Problem details –
What follows are records. Restate all of them word for word.

Entries provided –

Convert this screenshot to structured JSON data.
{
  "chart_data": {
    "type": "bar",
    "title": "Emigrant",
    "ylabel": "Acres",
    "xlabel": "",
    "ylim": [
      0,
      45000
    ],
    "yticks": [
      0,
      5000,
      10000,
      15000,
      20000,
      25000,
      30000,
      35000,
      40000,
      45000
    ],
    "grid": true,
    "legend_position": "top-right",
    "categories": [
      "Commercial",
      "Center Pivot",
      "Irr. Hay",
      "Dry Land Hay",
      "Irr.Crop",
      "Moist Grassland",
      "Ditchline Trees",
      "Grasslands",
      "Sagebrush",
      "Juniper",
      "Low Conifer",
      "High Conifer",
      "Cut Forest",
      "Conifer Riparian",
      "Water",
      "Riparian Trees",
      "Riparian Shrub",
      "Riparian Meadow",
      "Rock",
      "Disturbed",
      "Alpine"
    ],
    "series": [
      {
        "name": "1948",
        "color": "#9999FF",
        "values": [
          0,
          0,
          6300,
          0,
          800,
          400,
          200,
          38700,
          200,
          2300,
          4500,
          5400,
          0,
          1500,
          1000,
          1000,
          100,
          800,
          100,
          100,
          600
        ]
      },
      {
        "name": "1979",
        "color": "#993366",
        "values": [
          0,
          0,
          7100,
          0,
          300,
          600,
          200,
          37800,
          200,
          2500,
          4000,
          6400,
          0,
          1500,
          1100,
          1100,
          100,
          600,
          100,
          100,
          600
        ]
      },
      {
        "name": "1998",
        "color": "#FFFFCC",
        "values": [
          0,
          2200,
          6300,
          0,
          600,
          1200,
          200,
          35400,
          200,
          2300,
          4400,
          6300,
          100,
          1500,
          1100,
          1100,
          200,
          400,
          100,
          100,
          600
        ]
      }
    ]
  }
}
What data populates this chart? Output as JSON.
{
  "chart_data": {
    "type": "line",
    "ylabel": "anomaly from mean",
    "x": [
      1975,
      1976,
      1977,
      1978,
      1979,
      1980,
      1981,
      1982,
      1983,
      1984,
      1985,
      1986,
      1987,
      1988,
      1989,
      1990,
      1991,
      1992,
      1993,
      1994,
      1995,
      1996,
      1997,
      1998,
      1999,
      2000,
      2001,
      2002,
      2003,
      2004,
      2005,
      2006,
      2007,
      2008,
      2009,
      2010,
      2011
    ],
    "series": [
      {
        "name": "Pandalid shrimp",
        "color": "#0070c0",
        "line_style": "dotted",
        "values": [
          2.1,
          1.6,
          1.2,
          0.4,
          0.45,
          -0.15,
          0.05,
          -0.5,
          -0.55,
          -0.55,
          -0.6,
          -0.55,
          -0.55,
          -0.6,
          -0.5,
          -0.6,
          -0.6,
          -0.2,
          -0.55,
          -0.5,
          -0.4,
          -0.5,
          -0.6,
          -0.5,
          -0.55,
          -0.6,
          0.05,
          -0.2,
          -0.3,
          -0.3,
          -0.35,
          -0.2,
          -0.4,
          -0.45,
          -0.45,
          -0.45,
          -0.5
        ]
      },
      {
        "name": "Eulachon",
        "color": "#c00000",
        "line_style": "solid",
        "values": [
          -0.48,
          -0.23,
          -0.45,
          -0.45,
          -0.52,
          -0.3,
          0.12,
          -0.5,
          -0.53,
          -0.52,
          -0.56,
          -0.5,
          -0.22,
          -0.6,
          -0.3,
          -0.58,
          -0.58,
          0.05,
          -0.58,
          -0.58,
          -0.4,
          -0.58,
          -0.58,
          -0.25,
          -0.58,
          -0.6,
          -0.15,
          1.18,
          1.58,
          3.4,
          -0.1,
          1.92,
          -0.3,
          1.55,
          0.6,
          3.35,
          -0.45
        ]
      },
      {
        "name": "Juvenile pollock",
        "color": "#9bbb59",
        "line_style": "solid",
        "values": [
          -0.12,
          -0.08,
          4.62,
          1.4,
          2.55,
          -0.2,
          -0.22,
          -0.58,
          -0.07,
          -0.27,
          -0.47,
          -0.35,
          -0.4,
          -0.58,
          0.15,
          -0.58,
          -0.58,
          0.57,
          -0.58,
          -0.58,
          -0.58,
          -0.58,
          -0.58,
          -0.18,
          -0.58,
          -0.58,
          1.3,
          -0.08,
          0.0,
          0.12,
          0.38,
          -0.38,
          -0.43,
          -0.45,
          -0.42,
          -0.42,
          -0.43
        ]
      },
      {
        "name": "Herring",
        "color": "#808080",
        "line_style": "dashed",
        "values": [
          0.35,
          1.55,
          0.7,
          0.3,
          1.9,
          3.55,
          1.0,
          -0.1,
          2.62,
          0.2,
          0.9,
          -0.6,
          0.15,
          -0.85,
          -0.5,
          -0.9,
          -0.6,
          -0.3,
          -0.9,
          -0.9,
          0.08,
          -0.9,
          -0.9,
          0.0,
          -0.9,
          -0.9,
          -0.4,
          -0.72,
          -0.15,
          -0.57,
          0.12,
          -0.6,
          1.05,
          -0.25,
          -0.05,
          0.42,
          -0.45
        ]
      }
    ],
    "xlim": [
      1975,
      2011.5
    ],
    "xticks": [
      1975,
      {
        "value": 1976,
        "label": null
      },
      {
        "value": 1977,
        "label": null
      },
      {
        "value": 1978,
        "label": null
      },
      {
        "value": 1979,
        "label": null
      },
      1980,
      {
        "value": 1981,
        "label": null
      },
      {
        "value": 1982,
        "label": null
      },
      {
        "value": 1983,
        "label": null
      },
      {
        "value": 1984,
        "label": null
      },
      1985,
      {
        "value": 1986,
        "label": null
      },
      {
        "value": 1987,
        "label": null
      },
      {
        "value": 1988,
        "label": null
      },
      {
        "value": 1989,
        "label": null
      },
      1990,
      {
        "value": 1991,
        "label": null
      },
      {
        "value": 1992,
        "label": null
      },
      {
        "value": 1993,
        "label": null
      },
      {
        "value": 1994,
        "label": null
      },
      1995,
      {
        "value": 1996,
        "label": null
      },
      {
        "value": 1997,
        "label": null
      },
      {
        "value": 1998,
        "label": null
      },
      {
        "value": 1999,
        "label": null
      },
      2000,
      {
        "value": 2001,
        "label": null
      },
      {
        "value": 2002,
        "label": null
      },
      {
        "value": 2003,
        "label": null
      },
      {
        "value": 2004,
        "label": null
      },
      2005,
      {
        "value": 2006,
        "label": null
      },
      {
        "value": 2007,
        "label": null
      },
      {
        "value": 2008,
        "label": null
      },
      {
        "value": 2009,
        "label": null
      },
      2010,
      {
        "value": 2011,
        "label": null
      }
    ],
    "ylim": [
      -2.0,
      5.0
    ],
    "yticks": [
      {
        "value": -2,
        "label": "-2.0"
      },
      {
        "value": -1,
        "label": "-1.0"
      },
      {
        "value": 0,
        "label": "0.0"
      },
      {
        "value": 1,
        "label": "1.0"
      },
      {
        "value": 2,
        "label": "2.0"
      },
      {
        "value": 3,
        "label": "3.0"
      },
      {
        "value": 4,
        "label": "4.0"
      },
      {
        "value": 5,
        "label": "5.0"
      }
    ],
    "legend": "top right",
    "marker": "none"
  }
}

Problem solution –
Convert this screenshot to structured JSON data.
{
  "chart_data": {
    "type": "bar",
    "title": "Emigrant",
    "ylabel": "Acres",
    "xlabel": "",
    "ylim": [
      0,
      45000
    ],
    "yticks": [
      0,
      5000,
      10000,
      15000,
      20000,
      25000,
      30000,
      35000,
      40000,
      45000
    ],
    "grid": true,
    "legend_position": "top-right",
    "categories": [
      "Commercial",
      "Center Pivot",
      "Irr. Hay",
      "Dry Land Hay",
      "Irr.Crop",
      "Moist Grassland",
      "Ditchline Trees",
      "Grasslands",
      "Sagebrush",
      "Juniper",
      "Low Conifer",
      "High Conifer",
      "Cut Forest",
      "Conifer Riparian",
      "Water",
      "Riparian Trees",
      "Riparian Shrub",
      "Riparian Meadow",
      "Rock",
      "Disturbed",
      "Alpine"
    ],
    "series": [
      {
        "name": "1948",
        "color": "#9999FF",
        "values": [
          0,
          0,
          6300,
          0,
          800,
          400,
          200,
          38700,
          200,
          2300,
          4500,
          5400,
          0,
          1500,
          1000,
          1000,
          100,
          800,
          100,
          100,
          600
        ]
      },
      {
        "name": "1979",
        "color": "#993366",
        "values": [
          0,
          0,
          7100,
          0,
          300,
          600,
          200,
          37800,
          200,
          2500,
          4000,
          6400,
          0,
          1500,
          1100,
          1100,
          100,
          600,
          100,
          100,
          600
        ]
      },
      {
        "name": "1998",
        "color": "#FFFFCC",
        "values": [
          0,
          2200,
          6300,
          0,
          600,
          1200,
          200,
          35400,
          200,
          2300,
          4400,
          6300,
          100,
          1500,
          1100,
          1100,
          200,
          400,
          100,
          100,
          600
        ]
      }
    ]
  }
}
What data populates this chart? Output as JSON.
{
  "chart_data": {
    "type": "line",
    "ylabel": "anomaly from mean",
    "x": [
      1975,
      1976,
      1977,
      1978,
      1979,
      1980,
      1981,
      1982,
      1983,
      1984,
      1985,
      1986,
      1987,
      1988,
      1989,
      1990,
      1991,
      1992,
      1993,
      1994,
      1995,
      1996,
      1997,
      1998,
      1999,
      2000,
      2001,
      2002,
      2003,
      2004,
      2005,
      2006,
      2007,
      2008,
      2009,
      2010,
      2011
    ],
    "series": [
      {
        "name": "Pandalid shrimp",
        "color": "#0070c0",
        "line_style": "dotted",
        "values": [
          2.1,
          1.6,
          1.2,
          0.4,
          0.45,
          -0.15,
          0.05,
          -0.5,
          -0.55,
          -0.55,
          -0.6,
          -0.55,
          -0.55,
          -0.6,
          -0.5,
          -0.6,
          -0.6,
          -0.2,
          -0.55,
          -0.5,
          -0.4,
          -0.5,
          -0.6,
          -0.5,
          -0.55,
          -0.6,
          0.05,
          -0.2,
          -0.3,
          -0.3,
          -0.35,
          -0.2,
          -0.4,
          -0.45,
          -0.45,
          -0.45,
          -0.5
        ]
      },
      {
        "name": "Eulachon",
        "color": "#c00000",
        "line_style": "solid",
        "values": [
          -0.48,
          -0.23,
          -0.45,
          -0.45,
          -0.52,
          -0.3,
          0.12,
          -0.5,
          -0.53,
          -0.52,
          -0.56,
          -0.5,
          -0.22,
          -0.6,
          -0.3,
          -0.58,
          -0.58,
          0.05,
          -0.58,
          -0.58,
          -0.4,
          -0.58,
          -0.58,
          -0.25,
          -0.58,
          -0.6,
          -0.15,
          1.18,
          1.58,
          3.4,
          -0.1,
          1.92,
          -0.3,
          1.55,
          0.6,
          3.35,
          -0.45
        ]
      },
      {
        "name": "Juvenile pollock",
        "color": "#9bbb59",
        "line_style": "solid",
        "values": [
          -0.12,
          -0.08,
          4.62,
          1.4,
          2.55,
          -0.2,
          -0.22,
          -0.58,
          -0.07,
          -0.27,
          -0.47,
          -0.35,
          -0.4,
          -0.58,
          0.15,
          -0.58,
          -0.58,
          0.57,
          -0.58,
          -0.58,
          -0.58,
          -0.58,
          -0.58,
          -0.18,
          -0.58,
          -0.58,
          1.3,
          -0.08,
          0.0,
          0.12,
          0.38,
          -0.38,
          -0.43,
          -0.45,
          -0.42,
          -0.42,
          -0.43
        ]
      },
      {
        "name": "Herring",
        "color": "#808080",
        "line_style": "dashed",
        "values": [
          0.35,
          1.55,
          0.7,
          0.3,
          1.9,
          3.55,
          1.0,
          -0.1,
          2.62,
          0.2,
          0.9,
          -0.6,
          0.15,
          -0.85,
          -0.5,
          -0.9,
          -0.6,
          -0.3,
          -0.9,
          -0.9,
          0.08,
          -0.9,
          -0.9,
          0.0,
          -0.9,
          -0.9,
          -0.4,
          -0.72,
          -0.15,
          -0.57,
          0.12,
          -0.6,
          1.05,
          -0.25,
          -0.05,
          0.42,
          -0.45
        ]
      }
    ],
    "xlim": [
      1975,
      2011.5
    ],
    "xticks": [
      1975,
      {
        "value": 1976,
        "label": null
      },
      {
        "value": 1977,
        "label": null
      },
      {
        "value": 1978,
        "label": null
      },
      {
        "value": 1979,
        "label": null
      },
      1980,
      {
        "value": 1981,
        "label": null
      },
      {
        "value": 1982,
        "label": null
      },
      {
        "value": 1983,
        "label": null
      },
      {
        "value": 1984,
        "label": null
      },
      1985,
      {
        "value": 1986,
        "label": null
      },
      {
        "value": 1987,
        "label": null
      },
      {
        "value": 1988,
        "label": null
      },
      {
        "value": 1989,
        "label": null
      },
      1990,
      {
        "value": 1991,
        "label": null
      },
      {
        "value": 1992,
        "label": null
      },
      {
        "value": 1993,
        "label": null
      },
      {
        "value": 1994,
        "label": null
      },
      1995,
      {
        "value": 1996,
        "label": null
      },
      {
        "value": 1997,
        "label": null
      },
      {
        "value": 1998,
        "label": null
      },
      {
        "value": 1999,
        "label": null
      },
      2000,
      {
        "value": 2001,
        "label": null
      },
      {
        "value": 2002,
        "label": null
      },
      {
        "value": 2003,
        "label": null
      },
      {
        "value": 2004,
        "label": null
      },
      2005,
      {
        "value": 2006,
        "label": null
      },
      {
        "value": 2007,
        "label": null
      },
      {
        "value": 2008,
        "label": null
      },
      {
        "value": 2009,
        "label": null
      },
      2010,
      {
        "value": 2011,
        "label": null
      }
    ],
    "ylim": [
      -2.0,
      5.0
    ],
    "yticks": [
      {
        "value": -2,
        "label": "-2.0"
      },
      {
        "value": -1,
        "label": "-1.0"
      },
      {
        "value": 0,
        "label": "0.0"
      },
      {
        "value": 1,
        "label": "1.0"
      },
      {
        "value": 2,
        "label": "2.0"
      },
      {
        "value": 3,
        "label": "3.0"
      },
      {
        "value": 4,
        "label": "4.0"
      },
      {
        "value": 5,
        "label": "5.0"
      }
    ],
    "legend": "top right",
    "marker": "none"
  }
}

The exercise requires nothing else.